▶ [BRIEF]: Copy all the material below, exactly as it stands.

Entries from a dataset:

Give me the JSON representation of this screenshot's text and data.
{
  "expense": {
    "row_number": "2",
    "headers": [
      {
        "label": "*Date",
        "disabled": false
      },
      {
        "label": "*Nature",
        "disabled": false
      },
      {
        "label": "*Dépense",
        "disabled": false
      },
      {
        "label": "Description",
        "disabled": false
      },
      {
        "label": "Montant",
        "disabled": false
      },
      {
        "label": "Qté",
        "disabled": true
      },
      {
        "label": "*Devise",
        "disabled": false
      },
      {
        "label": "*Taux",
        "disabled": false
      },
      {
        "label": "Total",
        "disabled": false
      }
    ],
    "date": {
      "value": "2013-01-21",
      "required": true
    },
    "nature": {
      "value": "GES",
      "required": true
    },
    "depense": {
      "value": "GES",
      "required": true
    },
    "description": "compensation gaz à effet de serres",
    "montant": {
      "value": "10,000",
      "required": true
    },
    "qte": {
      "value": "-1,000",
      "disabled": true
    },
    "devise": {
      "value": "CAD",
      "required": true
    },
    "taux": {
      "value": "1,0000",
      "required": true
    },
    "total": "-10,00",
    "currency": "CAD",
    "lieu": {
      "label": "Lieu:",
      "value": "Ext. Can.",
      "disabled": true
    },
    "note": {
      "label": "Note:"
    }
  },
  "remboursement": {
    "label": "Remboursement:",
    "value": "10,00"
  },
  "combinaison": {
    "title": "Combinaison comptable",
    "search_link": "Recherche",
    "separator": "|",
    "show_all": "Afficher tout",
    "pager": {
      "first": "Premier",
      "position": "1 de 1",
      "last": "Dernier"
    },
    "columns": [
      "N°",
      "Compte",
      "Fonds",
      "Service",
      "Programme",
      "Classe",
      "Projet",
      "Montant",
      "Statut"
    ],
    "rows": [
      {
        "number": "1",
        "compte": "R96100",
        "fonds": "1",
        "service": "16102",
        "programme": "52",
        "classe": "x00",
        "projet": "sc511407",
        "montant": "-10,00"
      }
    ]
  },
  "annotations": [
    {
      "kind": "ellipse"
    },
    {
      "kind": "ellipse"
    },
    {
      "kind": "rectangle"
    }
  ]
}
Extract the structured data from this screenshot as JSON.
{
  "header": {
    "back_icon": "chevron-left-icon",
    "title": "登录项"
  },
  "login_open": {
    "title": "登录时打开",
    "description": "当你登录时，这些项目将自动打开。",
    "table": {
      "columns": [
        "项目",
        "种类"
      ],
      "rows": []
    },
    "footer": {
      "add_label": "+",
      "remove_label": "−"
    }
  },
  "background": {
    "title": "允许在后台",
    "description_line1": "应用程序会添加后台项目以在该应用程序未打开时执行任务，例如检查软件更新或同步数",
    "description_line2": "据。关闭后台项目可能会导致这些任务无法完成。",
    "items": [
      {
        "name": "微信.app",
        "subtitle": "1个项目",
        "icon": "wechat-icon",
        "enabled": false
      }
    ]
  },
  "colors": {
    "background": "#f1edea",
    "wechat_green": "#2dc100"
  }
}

▶ [ANSWER TO THE EXERCISE]:
Give me the JSON representation of this screenshot's text and data.
{
  "expense": {
    "row_number": "2",
    "headers": [
      {
        "label": "*Date",
        "disabled": false
      },
      {
        "label": "*Nature",
        "disabled": false
      },
      {
        "label": "*Dépense",
        "disabled": false
      },
      {
        "label": "Description",
        "disabled": false
      },
      {
        "label": "Montant",
        "disabled": false
      },
      {
        "label": "Qté",
        "disabled": true
      },
      {
        "label": "*Devise",
        "disabled": false
      },
      {
        "label": "*Taux",
        "disabled": false
      },
      {
        "label": "Total",
        "disabled": false
      }
    ],
    "date": {
      "value": "2013-01-21",
      "required": true
    },
    "nature": {
      "value": "GES",
      "required": true
    },
    "depense": {
      "value": "GES",
      "required": true
    },
    "description": "compensation gaz à effet de serres",
    "montant": {
      "value": "10,000",
      "required": true
    },
    "qte": {
      "value": "-1,000",
      "disabled": true
    },
    "devise": {
      "value": "CAD",
      "required": true
    },
    "taux": {
      "value": "1,0000",
      "required": true
    },
    "total": "-10,00",
    "currency": "CAD",
    "lieu": {
      "label": "Lieu:",
      "value": "Ext. Can.",
      "disabled": true
    },
    "note": {
      "label": "Note:"
    }
  },
  "remboursement": {
    "label": "Remboursement:",
    "value": "10,00"
  },
  "combinaison": {
    "title": "Combinaison comptable",
    "search_link": "Recherche",
    "separator": "|",
    "show_all": "Afficher tout",
    "pager": {
      "first": "Premier",
      "position": "1 de 1",
      "last": "Dernier"
    },
    "columns": [
      "N°",
      "Compte",
      "Fonds",
      "Service",
      "Programme",
      "Classe",
      "Projet",
      "Montant",
      "Statut"
    ],
    "rows": [
      {
        "number": "1",
        "compte": "R96100",
        "fonds": "1",
        "service": "16102",
        "programme": "52",
        "classe": "x00",
        "projet": "sc511407",
        "montant": "-10,00"
      }
    ]
  },
  "annotations": [
    {
      "kind": "ellipse"
    },
    {
      "kind": "ellipse"
    },
    {
      "kind": "rectangle"
    }
  ]
}
Extract the structured data from this screenshot as JSON.
{
  "header": {
    "back_icon": "chevron-left-icon",
    "title": "登录项"
  },
  "login_open": {
    "title": "登录时打开",
    "description": "当你登录时，这些项目将自动打开。",
    "table": {
      "columns": [
        "项目",
        "种类"
      ],
      "rows": []
    },
    "footer": {
      "add_label": "+",
      "remove_label": "−"
    }
  },
  "background": {
    "title": "允许在后台",
    "description_line1": "应用程序会添加后台项目以在该应用程序未打开时执行任务，例如检查软件更新或同步数",
    "description_line2": "据。关闭后台项目可能会导致这些任务无法完成。",
    "items": [
      {
        "name": "微信.app",
        "subtitle": "1个项目",
        "icon": "wechat-icon",
        "enabled": false
      }
    ]
  },
  "colors": {
    "background": "#f1edea",
    "wechat_green": "#2dc100"
  }
}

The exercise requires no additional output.